• _EXERCISE OBJECTIVE_
Skip the images. Copy the records exactly as written.

• _INPUT RECORDS_
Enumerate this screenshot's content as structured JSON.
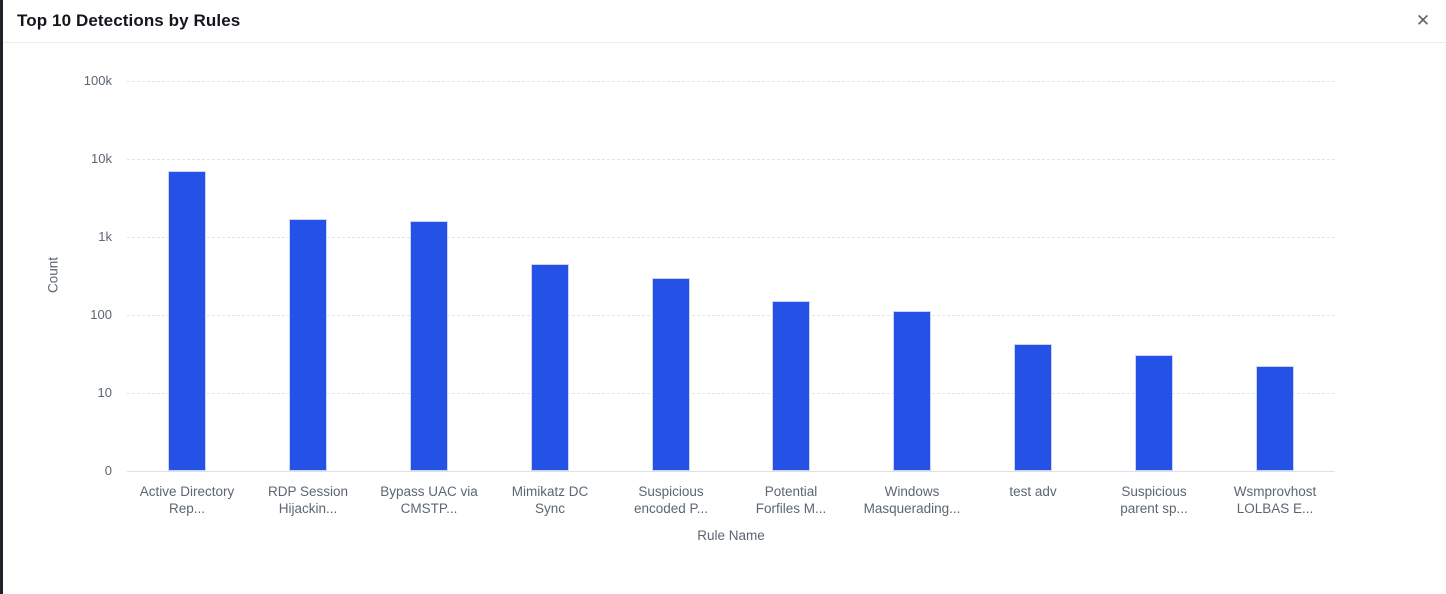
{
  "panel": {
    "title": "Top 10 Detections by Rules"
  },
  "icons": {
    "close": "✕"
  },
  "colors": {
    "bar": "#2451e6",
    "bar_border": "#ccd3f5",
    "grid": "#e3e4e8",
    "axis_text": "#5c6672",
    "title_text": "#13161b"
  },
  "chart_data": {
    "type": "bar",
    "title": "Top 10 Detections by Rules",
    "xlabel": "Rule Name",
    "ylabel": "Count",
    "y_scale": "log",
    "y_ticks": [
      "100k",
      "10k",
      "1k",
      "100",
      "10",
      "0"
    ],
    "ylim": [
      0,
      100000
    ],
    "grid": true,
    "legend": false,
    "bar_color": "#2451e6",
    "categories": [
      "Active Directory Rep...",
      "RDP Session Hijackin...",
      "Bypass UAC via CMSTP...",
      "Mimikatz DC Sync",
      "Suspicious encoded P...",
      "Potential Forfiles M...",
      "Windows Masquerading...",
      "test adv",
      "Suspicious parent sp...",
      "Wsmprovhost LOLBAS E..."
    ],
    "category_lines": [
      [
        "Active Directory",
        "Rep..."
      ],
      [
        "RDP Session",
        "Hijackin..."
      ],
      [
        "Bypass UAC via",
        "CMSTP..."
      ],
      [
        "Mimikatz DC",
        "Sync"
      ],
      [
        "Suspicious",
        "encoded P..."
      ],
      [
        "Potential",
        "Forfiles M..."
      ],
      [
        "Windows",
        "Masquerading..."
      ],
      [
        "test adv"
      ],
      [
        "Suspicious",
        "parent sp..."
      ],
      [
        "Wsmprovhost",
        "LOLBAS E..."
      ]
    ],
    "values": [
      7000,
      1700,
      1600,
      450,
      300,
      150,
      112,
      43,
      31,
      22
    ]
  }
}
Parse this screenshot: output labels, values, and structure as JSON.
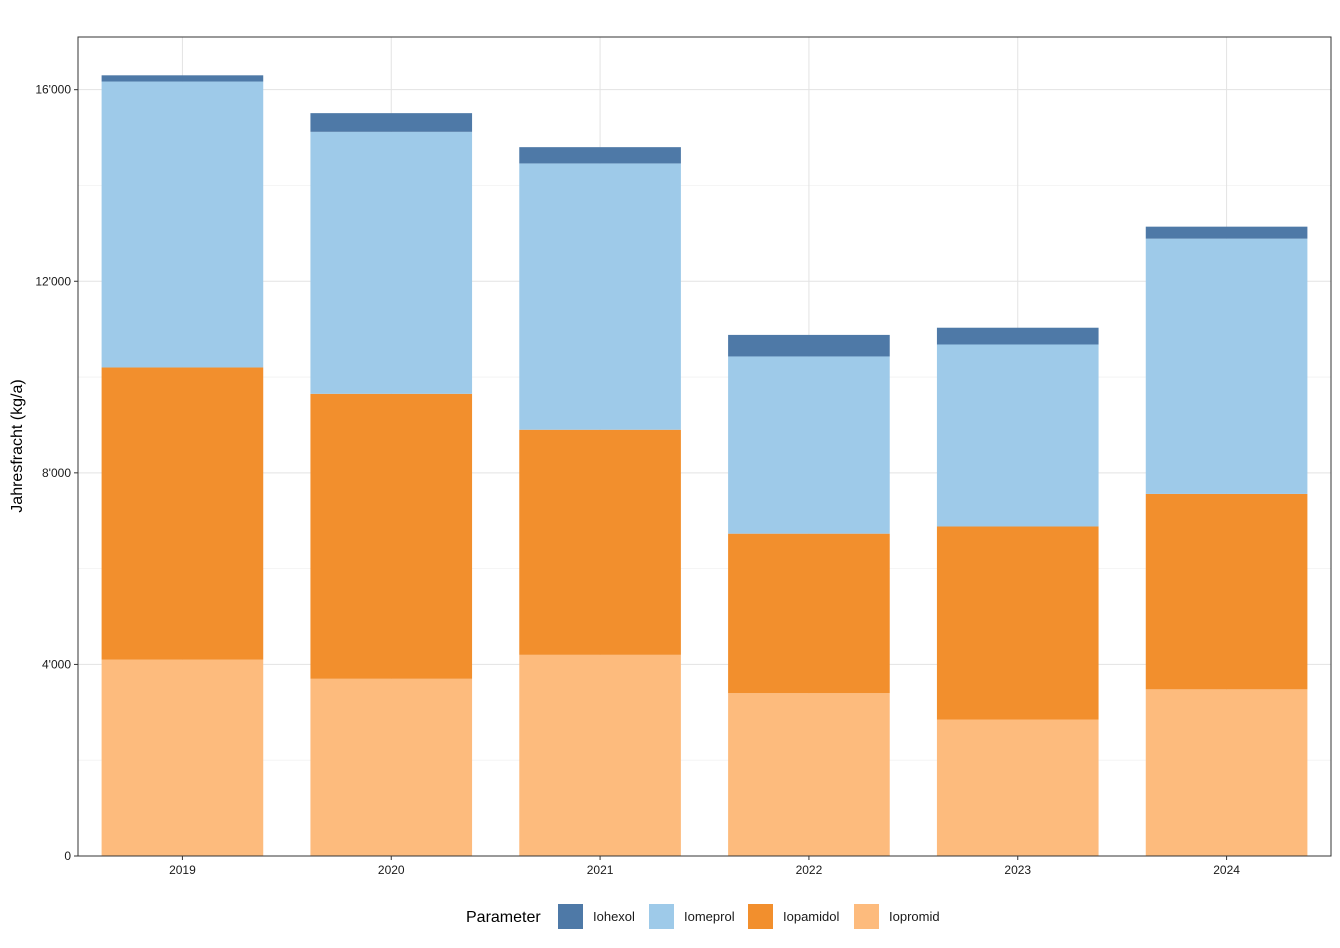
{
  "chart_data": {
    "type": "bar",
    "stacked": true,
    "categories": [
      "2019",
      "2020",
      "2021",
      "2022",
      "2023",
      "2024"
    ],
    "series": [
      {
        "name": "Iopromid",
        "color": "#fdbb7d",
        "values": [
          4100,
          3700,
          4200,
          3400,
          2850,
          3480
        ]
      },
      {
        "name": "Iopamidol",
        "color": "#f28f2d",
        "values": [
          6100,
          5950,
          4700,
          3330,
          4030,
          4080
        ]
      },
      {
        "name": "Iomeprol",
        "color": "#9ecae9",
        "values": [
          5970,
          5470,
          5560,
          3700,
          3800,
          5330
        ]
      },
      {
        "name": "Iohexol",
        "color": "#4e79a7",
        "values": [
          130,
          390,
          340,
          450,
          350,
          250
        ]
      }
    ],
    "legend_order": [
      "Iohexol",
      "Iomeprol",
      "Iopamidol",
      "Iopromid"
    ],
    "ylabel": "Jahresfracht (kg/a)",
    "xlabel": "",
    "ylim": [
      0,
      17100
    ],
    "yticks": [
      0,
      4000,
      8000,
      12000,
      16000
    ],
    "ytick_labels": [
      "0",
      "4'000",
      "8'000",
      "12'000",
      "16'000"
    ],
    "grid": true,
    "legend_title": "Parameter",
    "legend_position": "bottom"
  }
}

• _FINAL ANSWER_
Enumerate this screenshot's content as structured JSON.
{
  "panel": {
    "title": "Top 10 Detections by Rules"
  },
  "icons": {
    "close": "✕"
  },
  "colors": {
    "bar": "#2451e6",
    "bar_border": "#ccd3f5",
    "grid": "#e3e4e8",
    "axis_text": "#5c6672",
    "title_text": "#13161b"
  },
  "chart_data": {
    "type": "bar",
    "title": "Top 10 Detections by Rules",
    "xlabel": "Rule Name",
    "ylabel": "Count",
    "y_scale": "log",
    "y_ticks": [
      "100k",
      "10k",
      "1k",
      "100",
      "10",
      "0"
    ],
    "ylim": [
      0,
      100000
    ],
    "grid": true,
    "legend": false,
    "bar_color": "#2451e6",
    "categories": [
      "Active Directory Rep...",
      "RDP Session Hijackin...",
      "Bypass UAC via CMSTP...",
      "Mimikatz DC Sync",
      "Suspicious encoded P...",
      "Potential Forfiles M...",
      "Windows Masquerading...",
      "test adv",
      "Suspicious parent sp...",
      "Wsmprovhost LOLBAS E..."
    ],
    "category_lines": [
      [
        "Active Directory",
        "Rep..."
      ],
      [
        "RDP Session",
        "Hijackin..."
      ],
      [
        "Bypass UAC via",
        "CMSTP..."
      ],
      [
        "Mimikatz DC",
        "Sync"
      ],
      [
        "Suspicious",
        "encoded P..."
      ],
      [
        "Potential",
        "Forfiles M..."
      ],
      [
        "Windows",
        "Masquerading..."
      ],
      [
        "test adv"
      ],
      [
        "Suspicious",
        "parent sp..."
      ],
      [
        "Wsmprovhost",
        "LOLBAS E..."
      ]
    ],
    "values": [
      7000,
      1700,
      1600,
      450,
      300,
      150,
      112,
      43,
      31,
      22
    ]
  }
}
Parse this screenshot: output labels, values, and structure as JSON.
{
  "chart_data": {
    "type": "bar",
    "stacked": true,
    "categories": [
      "2019",
      "2020",
      "2021",
      "2022",
      "2023",
      "2024"
    ],
    "series": [
      {
        "name": "Iopromid",
        "color": "#fdbb7d",
        "values": [
          4100,
          3700,
          4200,
          3400,
          2850,
          3480
        ]
      },
      {
        "name": "Iopamidol",
        "color": "#f28f2d",
        "values": [
          6100,
          5950,
          4700,
          3330,
          4030,
          4080
        ]
      },
      {
        "name": "Iomeprol",
        "color": "#9ecae9",
        "values": [
          5970,
          5470,
          5560,
          3700,
          3800,
          5330
        ]
      },
      {
        "name": "Iohexol",
        "color": "#4e79a7",
        "values": [
          130,
          390,
          340,
          450,
          350,
          250
        ]
      }
    ],
    "legend_order": [
      "Iohexol",
      "Iomeprol",
      "Iopamidol",
      "Iopromid"
    ],
    "ylabel": "Jahresfracht (kg/a)",
    "xlabel": "",
    "ylim": [
      0,
      17100
    ],
    "yticks": [
      0,
      4000,
      8000,
      12000,
      16000
    ],
    "ytick_labels": [
      "0",
      "4'000",
      "8'000",
      "12'000",
      "16'000"
    ],
    "grid": true,
    "legend_title": "Parameter",
    "legend_position": "bottom"
  }
}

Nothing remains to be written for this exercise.